> Goal
Count lines with "start" in them. Report only the total.

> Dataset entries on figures

============================================================

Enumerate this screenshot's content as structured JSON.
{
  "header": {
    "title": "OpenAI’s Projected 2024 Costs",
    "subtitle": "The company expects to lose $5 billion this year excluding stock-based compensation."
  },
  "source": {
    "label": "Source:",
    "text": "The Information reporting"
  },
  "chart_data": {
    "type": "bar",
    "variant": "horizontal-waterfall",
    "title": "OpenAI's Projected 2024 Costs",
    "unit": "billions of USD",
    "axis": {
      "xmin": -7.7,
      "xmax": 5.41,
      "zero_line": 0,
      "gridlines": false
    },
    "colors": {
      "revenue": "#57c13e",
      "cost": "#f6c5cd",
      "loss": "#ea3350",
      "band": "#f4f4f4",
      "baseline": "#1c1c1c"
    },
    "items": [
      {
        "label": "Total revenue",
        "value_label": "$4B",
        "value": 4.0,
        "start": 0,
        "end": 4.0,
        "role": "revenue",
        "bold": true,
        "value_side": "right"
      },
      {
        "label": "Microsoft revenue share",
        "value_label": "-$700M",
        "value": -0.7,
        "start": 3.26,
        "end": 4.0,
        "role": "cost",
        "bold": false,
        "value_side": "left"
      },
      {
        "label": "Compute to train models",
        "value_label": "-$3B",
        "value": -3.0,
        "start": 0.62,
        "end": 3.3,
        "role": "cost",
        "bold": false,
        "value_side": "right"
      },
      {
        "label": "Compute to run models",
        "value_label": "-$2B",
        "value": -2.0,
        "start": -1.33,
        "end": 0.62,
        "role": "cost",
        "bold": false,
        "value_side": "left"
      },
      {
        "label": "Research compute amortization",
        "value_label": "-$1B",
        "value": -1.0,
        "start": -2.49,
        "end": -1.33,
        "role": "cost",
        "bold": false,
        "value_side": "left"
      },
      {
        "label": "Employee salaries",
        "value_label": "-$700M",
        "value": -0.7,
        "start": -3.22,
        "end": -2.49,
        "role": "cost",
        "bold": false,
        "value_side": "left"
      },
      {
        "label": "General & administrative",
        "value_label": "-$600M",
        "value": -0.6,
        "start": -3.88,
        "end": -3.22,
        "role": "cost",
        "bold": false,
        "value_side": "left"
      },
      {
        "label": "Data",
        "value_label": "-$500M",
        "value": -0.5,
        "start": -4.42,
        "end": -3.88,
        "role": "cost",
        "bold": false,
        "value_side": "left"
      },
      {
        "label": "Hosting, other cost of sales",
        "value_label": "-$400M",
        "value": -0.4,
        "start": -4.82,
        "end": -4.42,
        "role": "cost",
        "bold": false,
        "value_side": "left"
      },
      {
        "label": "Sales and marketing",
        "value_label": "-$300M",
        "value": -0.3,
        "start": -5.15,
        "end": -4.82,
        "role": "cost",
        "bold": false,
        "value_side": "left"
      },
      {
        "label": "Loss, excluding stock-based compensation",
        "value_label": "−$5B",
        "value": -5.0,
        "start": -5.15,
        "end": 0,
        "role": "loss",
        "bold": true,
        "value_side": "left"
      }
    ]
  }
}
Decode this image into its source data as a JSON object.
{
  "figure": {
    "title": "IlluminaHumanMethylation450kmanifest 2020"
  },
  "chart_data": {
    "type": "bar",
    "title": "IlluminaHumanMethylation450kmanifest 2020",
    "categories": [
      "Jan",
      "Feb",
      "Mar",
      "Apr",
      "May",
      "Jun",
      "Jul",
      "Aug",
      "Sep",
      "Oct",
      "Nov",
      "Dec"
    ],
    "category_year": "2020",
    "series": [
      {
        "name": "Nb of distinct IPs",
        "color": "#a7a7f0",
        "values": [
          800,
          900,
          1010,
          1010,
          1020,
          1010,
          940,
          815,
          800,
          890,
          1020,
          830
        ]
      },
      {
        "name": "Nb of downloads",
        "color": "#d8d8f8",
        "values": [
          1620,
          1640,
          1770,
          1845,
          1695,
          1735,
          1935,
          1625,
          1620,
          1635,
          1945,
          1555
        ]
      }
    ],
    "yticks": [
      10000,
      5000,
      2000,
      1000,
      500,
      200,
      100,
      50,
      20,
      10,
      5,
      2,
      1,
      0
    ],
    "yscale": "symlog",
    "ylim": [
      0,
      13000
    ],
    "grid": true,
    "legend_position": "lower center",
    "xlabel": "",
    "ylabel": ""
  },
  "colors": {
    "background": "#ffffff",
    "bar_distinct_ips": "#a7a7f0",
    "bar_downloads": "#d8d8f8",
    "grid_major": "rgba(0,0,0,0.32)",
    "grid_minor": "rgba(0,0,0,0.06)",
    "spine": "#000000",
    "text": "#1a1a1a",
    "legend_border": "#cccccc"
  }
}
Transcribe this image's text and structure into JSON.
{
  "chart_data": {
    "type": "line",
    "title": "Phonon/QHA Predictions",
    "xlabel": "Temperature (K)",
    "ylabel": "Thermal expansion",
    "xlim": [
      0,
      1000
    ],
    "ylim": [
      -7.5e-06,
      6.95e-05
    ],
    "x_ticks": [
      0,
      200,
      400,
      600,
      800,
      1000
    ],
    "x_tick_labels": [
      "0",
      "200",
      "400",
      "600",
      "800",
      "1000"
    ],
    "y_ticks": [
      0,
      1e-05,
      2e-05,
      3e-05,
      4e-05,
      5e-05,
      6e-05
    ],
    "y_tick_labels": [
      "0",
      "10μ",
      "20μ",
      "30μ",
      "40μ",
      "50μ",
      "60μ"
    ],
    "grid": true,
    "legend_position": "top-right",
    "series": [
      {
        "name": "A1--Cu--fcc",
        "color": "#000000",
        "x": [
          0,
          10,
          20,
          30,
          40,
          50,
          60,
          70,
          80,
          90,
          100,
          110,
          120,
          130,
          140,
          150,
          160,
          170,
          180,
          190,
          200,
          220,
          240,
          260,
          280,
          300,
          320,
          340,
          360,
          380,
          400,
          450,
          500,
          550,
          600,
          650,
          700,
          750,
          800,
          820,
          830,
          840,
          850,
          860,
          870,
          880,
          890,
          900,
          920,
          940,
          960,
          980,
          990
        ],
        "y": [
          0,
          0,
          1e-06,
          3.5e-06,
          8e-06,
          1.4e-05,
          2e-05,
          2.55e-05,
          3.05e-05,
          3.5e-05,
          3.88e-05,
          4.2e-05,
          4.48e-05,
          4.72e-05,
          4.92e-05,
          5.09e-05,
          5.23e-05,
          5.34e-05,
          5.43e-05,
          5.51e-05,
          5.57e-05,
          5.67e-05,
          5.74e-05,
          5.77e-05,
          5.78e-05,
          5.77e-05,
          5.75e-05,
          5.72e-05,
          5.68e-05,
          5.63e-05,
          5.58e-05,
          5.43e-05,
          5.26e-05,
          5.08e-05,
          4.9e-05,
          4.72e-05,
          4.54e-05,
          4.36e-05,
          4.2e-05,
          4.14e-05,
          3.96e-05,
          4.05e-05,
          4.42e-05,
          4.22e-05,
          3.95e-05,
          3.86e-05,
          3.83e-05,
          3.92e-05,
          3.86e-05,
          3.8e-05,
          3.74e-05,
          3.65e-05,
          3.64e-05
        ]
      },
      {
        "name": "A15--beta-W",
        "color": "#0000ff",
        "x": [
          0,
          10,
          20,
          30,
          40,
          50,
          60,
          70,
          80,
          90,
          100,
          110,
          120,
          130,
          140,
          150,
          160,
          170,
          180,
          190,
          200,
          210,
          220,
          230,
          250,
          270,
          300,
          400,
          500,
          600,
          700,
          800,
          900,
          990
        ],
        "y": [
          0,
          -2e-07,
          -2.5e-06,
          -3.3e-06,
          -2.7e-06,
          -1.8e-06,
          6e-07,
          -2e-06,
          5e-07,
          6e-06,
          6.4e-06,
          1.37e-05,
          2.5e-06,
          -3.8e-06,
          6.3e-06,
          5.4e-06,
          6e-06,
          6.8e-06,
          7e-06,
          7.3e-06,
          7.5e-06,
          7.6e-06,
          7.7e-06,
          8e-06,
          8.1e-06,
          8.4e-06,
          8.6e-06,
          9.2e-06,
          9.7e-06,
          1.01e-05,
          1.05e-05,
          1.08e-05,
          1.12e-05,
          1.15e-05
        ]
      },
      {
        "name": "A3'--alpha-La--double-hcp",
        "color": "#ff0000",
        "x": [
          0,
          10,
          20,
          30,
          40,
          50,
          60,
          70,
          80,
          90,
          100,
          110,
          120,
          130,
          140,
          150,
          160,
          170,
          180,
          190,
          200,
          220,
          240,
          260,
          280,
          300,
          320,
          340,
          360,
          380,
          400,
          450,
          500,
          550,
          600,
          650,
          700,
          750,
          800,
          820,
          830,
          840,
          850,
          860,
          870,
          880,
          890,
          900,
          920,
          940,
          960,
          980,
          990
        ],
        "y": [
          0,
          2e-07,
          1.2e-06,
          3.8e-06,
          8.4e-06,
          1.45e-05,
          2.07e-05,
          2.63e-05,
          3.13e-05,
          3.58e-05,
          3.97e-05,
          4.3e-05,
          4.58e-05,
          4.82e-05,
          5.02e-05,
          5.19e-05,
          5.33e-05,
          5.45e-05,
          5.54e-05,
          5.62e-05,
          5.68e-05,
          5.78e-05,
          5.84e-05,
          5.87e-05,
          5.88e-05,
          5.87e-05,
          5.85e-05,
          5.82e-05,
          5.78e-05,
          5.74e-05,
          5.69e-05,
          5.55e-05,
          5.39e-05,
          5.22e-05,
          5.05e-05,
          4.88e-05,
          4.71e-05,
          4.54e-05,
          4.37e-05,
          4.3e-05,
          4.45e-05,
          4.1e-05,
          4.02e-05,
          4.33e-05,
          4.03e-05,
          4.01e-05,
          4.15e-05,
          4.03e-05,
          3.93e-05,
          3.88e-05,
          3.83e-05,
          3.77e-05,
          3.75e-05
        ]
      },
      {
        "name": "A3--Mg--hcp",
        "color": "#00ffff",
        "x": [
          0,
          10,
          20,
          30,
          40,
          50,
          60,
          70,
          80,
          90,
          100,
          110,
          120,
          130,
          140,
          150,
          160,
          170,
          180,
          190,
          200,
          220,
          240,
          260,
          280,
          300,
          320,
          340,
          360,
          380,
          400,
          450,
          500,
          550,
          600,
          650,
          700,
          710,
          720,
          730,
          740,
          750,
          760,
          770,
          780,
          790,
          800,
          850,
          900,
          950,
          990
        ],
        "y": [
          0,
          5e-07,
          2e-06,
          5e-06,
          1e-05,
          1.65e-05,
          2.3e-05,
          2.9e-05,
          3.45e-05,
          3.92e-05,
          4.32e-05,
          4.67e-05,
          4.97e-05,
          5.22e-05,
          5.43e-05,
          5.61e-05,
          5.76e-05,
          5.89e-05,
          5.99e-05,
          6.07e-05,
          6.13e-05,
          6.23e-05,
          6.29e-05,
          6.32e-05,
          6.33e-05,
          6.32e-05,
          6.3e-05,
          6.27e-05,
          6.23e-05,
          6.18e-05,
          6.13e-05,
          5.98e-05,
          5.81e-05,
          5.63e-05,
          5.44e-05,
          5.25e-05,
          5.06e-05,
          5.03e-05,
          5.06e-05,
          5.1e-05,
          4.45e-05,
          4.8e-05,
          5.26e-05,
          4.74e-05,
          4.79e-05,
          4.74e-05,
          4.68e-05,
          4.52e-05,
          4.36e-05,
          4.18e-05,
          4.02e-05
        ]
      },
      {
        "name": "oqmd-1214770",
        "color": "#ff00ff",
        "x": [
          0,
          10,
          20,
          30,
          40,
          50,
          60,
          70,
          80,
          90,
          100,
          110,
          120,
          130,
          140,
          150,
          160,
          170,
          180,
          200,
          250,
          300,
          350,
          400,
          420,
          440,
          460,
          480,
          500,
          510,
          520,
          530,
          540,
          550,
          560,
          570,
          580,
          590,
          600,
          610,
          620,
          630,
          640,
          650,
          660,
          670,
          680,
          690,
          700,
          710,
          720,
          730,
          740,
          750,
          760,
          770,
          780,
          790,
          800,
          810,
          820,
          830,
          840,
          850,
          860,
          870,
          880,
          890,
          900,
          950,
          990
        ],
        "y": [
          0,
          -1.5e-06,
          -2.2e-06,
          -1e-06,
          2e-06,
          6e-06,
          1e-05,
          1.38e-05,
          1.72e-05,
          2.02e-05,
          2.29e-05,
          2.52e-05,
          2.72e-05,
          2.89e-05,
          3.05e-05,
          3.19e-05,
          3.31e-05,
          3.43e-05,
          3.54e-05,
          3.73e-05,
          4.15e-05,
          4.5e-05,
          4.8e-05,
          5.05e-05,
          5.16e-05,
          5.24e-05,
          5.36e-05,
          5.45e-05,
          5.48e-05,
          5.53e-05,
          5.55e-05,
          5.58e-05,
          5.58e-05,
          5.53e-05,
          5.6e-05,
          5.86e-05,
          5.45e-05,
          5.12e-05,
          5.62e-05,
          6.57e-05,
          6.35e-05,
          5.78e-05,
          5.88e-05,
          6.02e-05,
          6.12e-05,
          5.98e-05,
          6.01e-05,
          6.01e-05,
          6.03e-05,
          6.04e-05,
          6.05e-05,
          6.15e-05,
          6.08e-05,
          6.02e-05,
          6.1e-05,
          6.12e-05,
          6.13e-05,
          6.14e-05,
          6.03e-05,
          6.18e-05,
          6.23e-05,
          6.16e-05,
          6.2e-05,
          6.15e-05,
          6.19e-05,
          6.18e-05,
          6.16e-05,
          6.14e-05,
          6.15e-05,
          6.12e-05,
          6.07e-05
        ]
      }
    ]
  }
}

============================================================

> Right answer
11